# START OF Stored data

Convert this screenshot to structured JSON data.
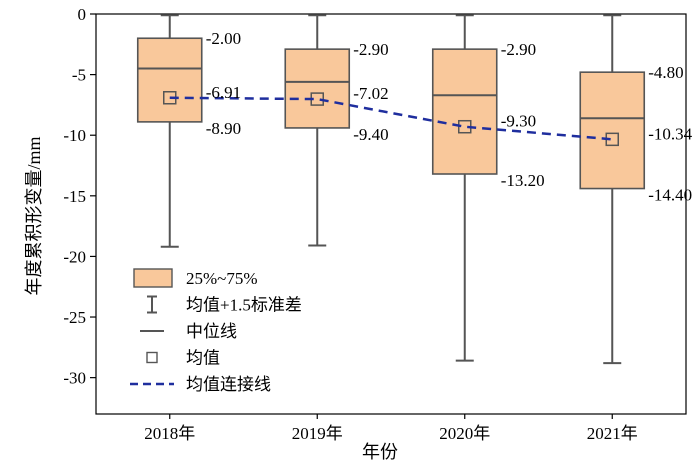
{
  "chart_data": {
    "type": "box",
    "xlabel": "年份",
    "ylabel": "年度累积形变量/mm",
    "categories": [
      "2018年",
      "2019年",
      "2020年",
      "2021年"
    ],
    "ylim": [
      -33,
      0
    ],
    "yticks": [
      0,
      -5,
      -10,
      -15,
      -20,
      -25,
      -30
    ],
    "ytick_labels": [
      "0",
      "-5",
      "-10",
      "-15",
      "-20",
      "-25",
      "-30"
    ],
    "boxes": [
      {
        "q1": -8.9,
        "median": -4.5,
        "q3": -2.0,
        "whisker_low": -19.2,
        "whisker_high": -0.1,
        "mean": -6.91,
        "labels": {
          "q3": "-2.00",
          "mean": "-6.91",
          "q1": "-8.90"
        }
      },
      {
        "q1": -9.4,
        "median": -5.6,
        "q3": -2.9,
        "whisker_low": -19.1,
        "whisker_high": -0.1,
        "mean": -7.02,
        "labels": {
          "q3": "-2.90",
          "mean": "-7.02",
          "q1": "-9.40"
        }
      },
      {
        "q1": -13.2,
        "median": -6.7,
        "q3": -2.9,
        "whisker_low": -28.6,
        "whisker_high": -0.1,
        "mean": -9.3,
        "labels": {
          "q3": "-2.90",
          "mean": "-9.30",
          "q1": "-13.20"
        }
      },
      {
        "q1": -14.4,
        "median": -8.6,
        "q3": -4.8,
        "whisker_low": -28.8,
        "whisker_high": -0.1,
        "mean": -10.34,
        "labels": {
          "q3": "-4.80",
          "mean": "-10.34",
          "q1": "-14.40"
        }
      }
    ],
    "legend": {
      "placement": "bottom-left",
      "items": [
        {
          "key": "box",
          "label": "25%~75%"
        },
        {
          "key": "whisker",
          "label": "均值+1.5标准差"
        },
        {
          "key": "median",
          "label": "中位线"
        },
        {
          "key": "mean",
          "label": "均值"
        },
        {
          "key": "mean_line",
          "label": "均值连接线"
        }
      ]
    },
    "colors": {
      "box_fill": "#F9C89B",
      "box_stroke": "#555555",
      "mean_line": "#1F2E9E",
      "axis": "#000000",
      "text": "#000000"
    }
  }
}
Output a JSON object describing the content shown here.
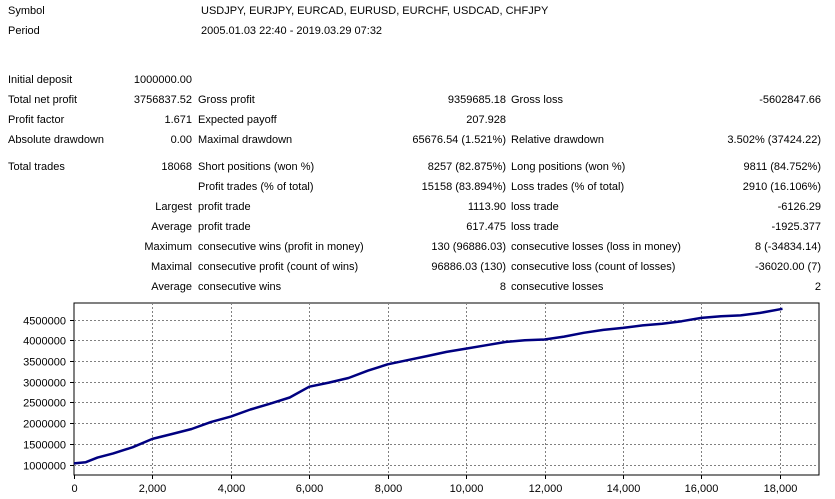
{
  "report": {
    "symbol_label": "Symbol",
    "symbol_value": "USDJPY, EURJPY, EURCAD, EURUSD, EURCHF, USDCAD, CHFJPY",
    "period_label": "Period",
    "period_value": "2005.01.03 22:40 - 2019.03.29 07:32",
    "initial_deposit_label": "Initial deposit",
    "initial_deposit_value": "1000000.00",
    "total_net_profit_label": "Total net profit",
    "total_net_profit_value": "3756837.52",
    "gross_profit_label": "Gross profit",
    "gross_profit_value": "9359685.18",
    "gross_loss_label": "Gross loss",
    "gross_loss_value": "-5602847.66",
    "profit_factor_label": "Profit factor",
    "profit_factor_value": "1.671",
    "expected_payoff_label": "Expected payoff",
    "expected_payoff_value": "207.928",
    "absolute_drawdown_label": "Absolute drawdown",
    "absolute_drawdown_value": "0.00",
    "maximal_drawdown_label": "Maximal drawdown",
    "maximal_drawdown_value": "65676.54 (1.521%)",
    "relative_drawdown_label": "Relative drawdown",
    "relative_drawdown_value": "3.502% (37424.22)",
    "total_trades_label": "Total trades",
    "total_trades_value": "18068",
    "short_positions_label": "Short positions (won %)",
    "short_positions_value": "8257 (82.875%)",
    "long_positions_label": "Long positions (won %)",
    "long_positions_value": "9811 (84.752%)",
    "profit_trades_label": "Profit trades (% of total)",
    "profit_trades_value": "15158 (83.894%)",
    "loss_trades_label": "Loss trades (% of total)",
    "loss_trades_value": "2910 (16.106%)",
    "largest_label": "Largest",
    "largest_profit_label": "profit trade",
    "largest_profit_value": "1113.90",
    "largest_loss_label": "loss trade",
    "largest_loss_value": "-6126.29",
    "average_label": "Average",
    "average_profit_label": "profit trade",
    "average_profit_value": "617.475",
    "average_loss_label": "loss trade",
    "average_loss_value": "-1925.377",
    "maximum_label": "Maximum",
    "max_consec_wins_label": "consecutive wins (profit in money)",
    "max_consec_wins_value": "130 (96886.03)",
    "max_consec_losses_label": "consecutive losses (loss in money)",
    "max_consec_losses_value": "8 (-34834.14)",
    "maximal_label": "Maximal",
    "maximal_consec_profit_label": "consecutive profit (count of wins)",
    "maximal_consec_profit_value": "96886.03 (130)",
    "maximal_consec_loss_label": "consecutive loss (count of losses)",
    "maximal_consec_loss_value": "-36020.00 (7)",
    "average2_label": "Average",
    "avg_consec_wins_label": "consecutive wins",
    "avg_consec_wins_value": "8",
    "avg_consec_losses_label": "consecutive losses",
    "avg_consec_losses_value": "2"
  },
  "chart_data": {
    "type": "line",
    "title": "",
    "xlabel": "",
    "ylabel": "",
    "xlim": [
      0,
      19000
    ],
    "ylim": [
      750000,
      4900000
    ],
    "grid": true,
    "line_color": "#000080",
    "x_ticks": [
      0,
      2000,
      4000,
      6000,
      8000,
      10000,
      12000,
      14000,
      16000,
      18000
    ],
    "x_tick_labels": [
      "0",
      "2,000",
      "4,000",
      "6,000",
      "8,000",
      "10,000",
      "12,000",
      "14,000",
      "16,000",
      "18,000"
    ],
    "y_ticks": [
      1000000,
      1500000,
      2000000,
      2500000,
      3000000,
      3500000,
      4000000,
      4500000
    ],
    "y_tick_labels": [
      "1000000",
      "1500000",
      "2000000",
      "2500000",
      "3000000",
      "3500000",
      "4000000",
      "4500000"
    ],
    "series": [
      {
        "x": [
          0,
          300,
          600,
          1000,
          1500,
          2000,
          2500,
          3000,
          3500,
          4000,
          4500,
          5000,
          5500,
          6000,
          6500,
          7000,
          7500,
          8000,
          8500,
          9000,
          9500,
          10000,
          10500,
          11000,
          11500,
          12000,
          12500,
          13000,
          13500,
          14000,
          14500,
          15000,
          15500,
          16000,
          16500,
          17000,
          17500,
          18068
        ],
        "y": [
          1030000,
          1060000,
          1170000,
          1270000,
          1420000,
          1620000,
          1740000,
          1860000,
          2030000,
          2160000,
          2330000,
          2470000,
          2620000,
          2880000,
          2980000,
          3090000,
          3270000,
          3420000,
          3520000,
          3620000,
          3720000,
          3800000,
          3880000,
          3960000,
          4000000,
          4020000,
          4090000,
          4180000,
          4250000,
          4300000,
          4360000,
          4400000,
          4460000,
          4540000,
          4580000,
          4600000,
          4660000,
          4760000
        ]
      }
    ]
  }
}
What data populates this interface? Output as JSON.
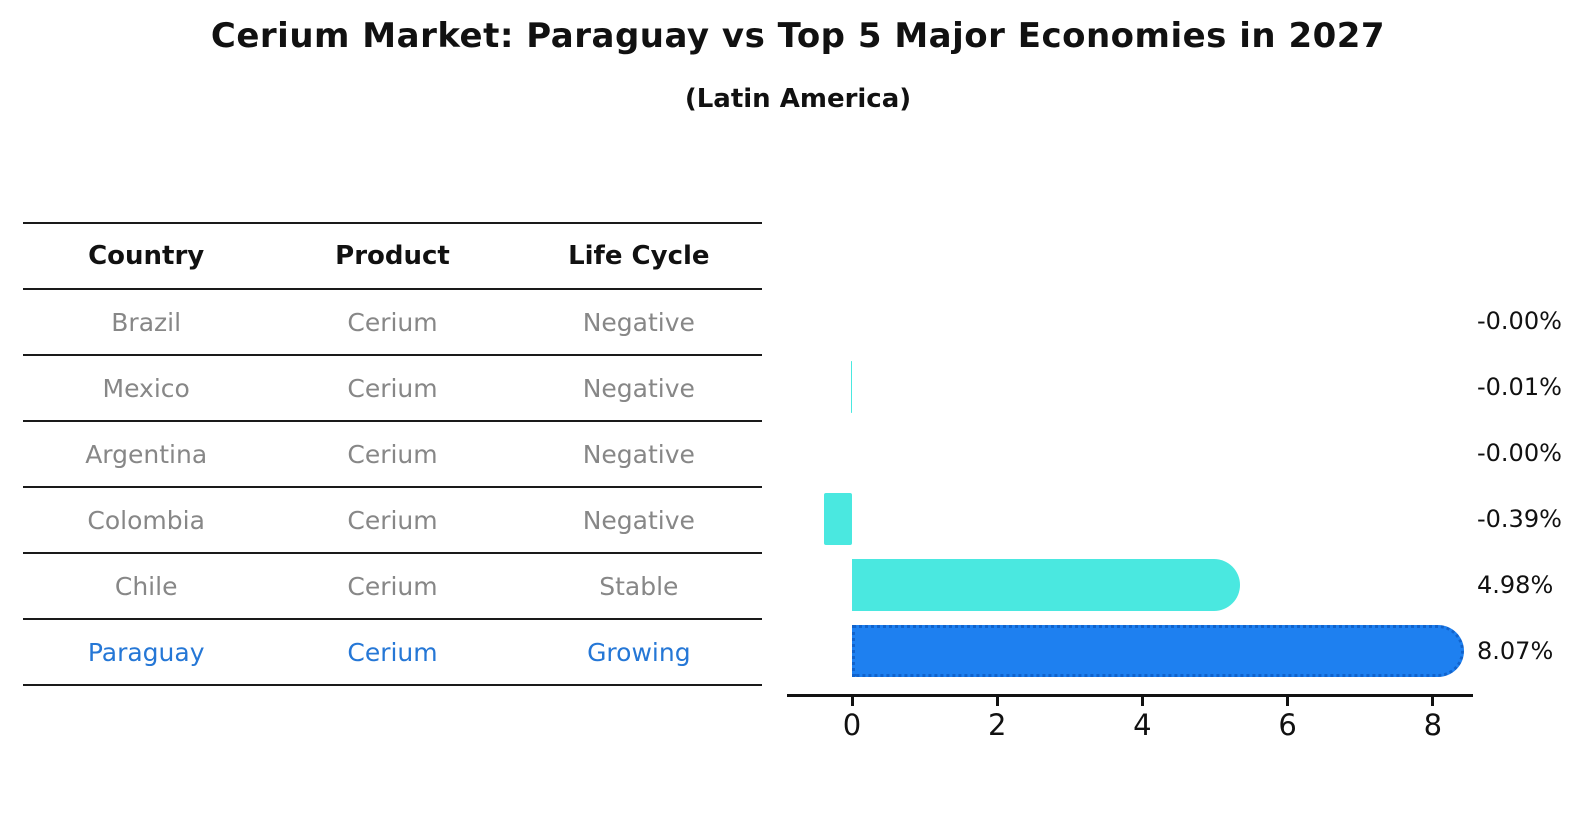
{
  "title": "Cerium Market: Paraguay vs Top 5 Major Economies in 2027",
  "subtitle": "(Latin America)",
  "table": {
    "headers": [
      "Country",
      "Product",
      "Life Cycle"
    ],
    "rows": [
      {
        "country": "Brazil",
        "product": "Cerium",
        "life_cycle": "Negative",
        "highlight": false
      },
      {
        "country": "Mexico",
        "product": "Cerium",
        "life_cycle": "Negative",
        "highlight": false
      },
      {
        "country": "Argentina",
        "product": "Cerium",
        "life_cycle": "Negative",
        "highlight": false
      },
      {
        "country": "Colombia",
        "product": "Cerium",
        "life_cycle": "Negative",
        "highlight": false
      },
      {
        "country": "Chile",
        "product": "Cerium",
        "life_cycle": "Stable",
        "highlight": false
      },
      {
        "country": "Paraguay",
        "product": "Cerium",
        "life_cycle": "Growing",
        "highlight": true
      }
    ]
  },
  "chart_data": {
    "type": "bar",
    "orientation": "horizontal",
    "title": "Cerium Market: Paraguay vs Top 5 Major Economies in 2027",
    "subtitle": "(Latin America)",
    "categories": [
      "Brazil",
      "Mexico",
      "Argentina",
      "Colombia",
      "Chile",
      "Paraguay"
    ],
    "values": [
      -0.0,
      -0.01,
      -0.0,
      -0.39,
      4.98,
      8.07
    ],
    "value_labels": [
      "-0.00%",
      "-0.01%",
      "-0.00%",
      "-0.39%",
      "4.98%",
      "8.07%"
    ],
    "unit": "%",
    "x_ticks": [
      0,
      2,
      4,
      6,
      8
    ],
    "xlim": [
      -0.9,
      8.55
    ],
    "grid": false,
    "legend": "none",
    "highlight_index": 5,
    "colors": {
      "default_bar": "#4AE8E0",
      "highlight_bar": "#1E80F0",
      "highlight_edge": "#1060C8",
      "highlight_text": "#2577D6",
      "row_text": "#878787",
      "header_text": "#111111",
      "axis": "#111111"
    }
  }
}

# END OF Stored data

§ Given instruction:
Which lines of the data include "subtitle"? Copy each of them.

§ The reply:
  "subtitle": "(Latin America)",
    "subtitle": "(Latin America)",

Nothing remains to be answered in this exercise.